**Set task**
In the listing below, find every line containing "Jørgen" and copy it out.

Rows from a dataset:
▬▬▬

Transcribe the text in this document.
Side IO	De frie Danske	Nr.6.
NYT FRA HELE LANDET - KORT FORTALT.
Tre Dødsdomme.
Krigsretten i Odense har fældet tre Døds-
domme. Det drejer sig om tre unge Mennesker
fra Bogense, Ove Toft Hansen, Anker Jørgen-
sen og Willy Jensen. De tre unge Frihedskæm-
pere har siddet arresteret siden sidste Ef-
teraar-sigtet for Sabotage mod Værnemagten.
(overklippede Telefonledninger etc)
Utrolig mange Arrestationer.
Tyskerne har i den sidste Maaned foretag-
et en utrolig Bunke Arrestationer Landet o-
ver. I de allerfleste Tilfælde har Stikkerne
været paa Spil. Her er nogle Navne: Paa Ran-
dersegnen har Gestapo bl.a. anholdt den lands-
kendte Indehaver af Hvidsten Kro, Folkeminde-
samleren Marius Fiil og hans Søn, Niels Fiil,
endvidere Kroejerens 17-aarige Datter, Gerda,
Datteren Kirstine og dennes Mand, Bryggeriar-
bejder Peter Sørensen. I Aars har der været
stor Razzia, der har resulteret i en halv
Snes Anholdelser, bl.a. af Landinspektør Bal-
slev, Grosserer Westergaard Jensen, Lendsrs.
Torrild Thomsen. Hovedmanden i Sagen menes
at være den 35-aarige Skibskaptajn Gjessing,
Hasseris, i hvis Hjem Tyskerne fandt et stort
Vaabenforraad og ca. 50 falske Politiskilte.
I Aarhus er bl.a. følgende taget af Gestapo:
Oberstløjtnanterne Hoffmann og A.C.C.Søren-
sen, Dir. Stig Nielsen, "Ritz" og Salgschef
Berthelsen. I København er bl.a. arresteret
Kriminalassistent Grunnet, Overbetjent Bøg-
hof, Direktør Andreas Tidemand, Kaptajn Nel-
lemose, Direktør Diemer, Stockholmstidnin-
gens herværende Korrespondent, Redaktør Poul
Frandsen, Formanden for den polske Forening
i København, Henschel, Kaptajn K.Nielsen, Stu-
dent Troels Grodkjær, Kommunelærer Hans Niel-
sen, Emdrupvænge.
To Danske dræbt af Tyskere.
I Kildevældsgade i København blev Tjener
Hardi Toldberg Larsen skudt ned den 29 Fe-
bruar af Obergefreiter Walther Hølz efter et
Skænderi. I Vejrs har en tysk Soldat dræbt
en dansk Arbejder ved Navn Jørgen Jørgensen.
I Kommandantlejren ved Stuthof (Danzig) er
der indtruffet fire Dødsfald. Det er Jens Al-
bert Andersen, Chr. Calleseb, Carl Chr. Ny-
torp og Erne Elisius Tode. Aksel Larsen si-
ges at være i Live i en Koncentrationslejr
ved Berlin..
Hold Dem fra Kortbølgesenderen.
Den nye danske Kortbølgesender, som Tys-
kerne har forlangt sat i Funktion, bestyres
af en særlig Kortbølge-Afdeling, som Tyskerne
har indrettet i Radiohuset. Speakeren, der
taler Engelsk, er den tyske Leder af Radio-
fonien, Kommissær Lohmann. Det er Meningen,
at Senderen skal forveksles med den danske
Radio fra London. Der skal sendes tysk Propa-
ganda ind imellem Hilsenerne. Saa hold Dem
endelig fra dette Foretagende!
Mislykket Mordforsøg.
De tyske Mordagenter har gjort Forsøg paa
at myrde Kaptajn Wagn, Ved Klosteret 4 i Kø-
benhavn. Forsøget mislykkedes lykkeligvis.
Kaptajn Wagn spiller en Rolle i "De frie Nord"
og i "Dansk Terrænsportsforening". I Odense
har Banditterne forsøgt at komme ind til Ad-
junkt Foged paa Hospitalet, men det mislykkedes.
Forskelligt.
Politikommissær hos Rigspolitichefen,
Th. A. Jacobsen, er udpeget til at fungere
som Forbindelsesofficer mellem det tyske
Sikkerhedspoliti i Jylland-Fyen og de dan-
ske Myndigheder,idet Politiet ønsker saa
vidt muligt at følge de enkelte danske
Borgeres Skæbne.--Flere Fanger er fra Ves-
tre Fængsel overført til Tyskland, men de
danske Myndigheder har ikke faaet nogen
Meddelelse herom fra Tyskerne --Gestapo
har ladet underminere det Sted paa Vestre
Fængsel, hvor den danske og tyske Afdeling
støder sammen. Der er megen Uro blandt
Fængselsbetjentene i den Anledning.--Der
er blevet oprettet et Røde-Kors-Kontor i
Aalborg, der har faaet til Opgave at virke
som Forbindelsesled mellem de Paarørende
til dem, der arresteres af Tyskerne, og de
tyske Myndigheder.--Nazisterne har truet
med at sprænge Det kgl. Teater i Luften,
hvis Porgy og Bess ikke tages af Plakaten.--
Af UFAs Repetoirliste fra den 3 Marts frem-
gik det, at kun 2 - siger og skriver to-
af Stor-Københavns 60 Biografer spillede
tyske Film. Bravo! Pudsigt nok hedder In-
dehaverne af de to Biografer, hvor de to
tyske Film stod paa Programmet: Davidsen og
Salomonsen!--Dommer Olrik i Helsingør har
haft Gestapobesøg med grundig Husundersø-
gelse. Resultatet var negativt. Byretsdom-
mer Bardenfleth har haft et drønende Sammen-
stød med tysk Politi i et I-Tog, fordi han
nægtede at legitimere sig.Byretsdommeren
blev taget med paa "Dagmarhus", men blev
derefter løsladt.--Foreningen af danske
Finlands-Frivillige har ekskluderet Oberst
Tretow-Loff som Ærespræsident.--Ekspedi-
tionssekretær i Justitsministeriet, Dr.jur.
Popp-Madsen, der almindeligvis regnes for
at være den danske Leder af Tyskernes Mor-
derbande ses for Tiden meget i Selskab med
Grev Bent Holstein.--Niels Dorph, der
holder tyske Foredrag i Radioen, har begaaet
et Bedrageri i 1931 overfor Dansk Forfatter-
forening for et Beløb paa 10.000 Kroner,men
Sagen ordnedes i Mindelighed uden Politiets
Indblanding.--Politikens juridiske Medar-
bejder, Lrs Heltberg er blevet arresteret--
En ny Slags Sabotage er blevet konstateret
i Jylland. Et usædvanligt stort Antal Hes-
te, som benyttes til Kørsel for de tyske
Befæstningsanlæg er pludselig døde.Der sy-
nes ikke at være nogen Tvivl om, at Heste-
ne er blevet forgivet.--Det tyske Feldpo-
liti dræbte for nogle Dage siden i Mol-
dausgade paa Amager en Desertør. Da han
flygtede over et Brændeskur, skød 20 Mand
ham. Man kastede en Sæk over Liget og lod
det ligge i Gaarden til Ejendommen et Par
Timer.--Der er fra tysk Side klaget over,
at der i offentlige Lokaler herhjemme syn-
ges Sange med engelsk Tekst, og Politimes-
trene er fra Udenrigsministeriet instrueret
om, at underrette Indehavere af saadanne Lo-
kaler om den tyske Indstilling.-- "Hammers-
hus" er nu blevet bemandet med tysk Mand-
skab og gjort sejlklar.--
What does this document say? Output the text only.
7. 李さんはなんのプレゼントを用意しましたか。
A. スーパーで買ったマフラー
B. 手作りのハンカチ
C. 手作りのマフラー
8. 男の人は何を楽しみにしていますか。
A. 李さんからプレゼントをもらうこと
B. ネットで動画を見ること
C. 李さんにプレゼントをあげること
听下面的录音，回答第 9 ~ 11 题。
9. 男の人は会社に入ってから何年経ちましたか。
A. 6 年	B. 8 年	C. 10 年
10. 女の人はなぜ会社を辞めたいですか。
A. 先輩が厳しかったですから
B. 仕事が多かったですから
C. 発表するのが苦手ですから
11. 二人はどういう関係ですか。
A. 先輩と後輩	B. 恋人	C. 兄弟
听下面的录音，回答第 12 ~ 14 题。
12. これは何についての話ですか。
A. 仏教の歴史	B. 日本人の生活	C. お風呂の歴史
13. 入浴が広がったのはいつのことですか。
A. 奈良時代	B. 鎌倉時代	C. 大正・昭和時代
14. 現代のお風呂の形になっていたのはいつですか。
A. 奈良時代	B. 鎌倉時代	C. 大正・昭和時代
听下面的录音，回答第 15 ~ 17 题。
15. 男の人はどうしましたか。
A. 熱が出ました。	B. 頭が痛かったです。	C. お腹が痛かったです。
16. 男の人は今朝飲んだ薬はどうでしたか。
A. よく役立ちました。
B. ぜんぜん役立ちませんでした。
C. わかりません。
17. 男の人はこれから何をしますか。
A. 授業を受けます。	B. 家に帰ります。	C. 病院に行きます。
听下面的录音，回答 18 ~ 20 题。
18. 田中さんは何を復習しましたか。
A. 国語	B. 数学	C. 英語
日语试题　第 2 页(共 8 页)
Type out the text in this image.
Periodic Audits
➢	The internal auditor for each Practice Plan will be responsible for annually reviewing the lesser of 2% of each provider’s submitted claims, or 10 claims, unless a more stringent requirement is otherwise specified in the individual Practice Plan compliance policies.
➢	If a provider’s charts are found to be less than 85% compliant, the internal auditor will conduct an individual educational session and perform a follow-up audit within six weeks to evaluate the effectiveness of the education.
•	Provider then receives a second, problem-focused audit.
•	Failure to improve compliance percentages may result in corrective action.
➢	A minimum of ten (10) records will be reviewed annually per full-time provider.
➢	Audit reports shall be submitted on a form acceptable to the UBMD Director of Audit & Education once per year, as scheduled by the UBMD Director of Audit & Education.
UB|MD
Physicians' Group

▬▬▬

**Exercise response**
fra Bogense, Ove Toft Hansen, Anker Jørgen-
en dansk Arbejder ved Navn Jørgen Jørgensen.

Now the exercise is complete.